** Start **

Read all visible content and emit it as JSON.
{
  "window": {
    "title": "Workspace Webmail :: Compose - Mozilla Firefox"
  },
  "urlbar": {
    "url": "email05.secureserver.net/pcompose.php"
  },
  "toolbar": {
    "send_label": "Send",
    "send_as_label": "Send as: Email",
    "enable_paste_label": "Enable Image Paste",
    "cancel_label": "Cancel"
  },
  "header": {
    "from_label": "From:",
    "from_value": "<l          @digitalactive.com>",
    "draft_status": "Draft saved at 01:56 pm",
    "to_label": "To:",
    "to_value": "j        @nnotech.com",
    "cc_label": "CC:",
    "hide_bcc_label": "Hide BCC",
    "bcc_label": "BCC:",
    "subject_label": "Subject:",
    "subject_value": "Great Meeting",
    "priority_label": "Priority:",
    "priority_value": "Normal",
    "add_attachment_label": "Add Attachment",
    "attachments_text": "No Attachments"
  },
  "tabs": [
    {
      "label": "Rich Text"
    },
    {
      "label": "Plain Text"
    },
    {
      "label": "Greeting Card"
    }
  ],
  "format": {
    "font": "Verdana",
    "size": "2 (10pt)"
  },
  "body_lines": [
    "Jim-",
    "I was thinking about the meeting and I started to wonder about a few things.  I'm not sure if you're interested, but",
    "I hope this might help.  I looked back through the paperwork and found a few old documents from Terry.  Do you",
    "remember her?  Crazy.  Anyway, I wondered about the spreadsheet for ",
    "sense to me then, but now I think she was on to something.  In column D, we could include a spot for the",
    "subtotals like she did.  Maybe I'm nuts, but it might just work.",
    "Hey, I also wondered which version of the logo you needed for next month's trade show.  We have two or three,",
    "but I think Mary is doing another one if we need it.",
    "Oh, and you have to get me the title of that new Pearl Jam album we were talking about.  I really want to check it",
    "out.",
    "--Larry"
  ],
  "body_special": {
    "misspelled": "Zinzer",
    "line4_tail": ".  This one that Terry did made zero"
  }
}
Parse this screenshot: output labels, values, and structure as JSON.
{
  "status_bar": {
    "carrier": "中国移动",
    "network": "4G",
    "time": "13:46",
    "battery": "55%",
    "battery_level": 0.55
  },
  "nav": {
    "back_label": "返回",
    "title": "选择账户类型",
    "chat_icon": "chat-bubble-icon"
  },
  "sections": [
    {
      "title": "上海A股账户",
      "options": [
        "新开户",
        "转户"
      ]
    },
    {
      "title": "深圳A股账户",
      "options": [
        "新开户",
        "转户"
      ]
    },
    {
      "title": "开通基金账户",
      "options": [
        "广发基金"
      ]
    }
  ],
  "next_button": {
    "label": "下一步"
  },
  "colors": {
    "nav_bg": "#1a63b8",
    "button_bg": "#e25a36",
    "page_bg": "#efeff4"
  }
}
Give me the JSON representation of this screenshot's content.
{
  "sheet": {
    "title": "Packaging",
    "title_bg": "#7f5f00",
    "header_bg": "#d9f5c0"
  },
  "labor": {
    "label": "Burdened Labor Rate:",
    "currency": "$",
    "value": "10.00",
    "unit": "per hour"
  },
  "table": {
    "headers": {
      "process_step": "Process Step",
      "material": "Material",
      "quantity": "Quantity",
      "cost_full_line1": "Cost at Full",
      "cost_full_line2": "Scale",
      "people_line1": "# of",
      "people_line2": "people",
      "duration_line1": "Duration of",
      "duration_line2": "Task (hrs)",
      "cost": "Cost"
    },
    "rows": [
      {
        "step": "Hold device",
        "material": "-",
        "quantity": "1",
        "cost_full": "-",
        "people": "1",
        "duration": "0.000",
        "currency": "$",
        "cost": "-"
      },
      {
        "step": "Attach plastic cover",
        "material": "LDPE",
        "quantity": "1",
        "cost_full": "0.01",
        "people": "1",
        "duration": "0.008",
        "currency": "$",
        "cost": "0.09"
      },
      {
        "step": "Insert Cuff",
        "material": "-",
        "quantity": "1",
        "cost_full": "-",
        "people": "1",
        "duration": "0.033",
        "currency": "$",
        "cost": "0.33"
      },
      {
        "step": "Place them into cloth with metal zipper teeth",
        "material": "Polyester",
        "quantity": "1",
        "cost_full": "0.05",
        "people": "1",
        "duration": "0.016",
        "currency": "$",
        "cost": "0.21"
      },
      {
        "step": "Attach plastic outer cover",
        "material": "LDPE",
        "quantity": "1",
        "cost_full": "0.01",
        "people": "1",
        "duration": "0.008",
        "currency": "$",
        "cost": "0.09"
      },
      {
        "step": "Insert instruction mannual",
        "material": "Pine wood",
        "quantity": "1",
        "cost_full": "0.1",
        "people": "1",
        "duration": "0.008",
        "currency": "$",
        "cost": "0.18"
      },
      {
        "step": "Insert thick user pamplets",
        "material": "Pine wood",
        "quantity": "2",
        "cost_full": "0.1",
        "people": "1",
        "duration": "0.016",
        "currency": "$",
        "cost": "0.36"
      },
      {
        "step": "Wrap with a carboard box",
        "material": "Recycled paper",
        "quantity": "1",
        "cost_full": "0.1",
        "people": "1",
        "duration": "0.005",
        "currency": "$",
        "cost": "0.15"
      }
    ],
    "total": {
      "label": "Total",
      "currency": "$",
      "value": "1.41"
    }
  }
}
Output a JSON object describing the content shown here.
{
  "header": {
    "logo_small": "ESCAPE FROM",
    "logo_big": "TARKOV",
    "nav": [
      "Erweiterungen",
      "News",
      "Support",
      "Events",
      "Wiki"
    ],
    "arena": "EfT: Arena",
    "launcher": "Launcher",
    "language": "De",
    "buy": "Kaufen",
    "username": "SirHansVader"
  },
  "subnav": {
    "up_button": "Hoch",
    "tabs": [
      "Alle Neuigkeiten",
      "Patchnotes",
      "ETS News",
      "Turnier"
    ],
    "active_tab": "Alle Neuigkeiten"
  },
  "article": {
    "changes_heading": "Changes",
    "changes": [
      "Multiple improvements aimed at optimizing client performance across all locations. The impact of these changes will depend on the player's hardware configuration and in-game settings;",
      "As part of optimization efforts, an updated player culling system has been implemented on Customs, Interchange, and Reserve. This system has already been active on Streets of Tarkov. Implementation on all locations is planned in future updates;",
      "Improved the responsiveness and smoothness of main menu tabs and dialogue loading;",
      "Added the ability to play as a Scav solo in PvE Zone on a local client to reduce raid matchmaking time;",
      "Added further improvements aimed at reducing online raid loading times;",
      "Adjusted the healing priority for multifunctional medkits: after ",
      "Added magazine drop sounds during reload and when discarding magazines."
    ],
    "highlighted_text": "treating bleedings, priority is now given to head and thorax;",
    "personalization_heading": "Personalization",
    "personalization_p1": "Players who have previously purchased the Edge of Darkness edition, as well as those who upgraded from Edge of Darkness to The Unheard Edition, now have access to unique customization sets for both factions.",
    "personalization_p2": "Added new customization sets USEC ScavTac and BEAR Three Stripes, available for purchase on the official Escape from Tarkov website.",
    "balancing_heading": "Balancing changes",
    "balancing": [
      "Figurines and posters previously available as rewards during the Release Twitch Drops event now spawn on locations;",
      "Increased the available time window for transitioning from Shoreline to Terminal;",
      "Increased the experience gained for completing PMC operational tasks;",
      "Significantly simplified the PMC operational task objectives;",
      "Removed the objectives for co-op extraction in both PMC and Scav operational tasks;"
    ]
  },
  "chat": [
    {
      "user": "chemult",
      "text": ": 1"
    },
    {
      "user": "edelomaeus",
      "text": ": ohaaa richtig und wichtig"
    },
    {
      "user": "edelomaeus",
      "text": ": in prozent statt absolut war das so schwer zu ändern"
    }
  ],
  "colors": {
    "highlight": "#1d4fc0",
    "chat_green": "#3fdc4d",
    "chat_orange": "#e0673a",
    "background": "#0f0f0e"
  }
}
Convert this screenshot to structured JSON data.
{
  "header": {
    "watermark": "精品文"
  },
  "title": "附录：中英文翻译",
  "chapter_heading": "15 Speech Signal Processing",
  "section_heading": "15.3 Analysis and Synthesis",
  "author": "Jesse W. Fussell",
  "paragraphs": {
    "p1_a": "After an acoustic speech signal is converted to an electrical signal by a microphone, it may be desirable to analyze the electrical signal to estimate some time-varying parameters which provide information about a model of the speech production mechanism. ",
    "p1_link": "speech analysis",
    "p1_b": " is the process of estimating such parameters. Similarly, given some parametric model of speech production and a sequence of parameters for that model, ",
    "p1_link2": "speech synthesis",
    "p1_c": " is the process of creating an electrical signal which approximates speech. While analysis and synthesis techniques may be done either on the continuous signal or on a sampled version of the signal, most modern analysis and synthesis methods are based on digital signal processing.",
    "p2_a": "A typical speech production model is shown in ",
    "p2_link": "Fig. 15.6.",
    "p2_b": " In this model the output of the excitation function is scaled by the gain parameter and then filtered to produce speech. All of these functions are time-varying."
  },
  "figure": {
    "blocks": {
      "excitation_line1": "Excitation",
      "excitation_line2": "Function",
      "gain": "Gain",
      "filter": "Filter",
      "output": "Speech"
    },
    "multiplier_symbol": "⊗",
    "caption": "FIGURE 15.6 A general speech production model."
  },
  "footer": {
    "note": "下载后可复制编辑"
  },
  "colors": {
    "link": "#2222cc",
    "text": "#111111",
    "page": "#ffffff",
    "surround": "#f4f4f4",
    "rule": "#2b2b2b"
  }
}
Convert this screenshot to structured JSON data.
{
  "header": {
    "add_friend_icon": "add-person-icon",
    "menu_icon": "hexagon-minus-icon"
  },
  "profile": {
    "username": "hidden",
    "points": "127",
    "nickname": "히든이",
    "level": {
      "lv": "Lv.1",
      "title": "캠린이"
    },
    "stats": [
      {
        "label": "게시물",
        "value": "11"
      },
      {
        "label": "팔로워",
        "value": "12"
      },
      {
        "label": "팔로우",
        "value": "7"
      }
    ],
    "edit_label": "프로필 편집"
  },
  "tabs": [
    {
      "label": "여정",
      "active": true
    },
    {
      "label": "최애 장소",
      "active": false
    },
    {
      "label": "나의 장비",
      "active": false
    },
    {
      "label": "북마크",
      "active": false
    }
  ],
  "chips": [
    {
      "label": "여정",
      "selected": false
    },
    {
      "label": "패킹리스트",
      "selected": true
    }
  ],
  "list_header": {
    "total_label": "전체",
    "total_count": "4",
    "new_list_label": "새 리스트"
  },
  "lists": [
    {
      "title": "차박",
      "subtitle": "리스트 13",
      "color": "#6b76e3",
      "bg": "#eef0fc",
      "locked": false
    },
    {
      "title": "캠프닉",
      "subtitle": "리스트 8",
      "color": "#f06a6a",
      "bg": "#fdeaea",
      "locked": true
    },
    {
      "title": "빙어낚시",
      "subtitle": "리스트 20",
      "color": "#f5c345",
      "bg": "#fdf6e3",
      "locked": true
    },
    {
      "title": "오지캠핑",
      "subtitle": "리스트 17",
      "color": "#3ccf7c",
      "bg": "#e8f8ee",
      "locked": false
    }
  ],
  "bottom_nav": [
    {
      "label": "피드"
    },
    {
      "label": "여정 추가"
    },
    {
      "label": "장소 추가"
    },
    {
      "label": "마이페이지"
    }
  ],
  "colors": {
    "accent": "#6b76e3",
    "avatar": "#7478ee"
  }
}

** End **

§ **Work to complete**: Select the lines in this material that hold the word "true", leaving none out.

§ **Expected output**:
      "active": true
      "selected": true
      "locked": true
      "locked": true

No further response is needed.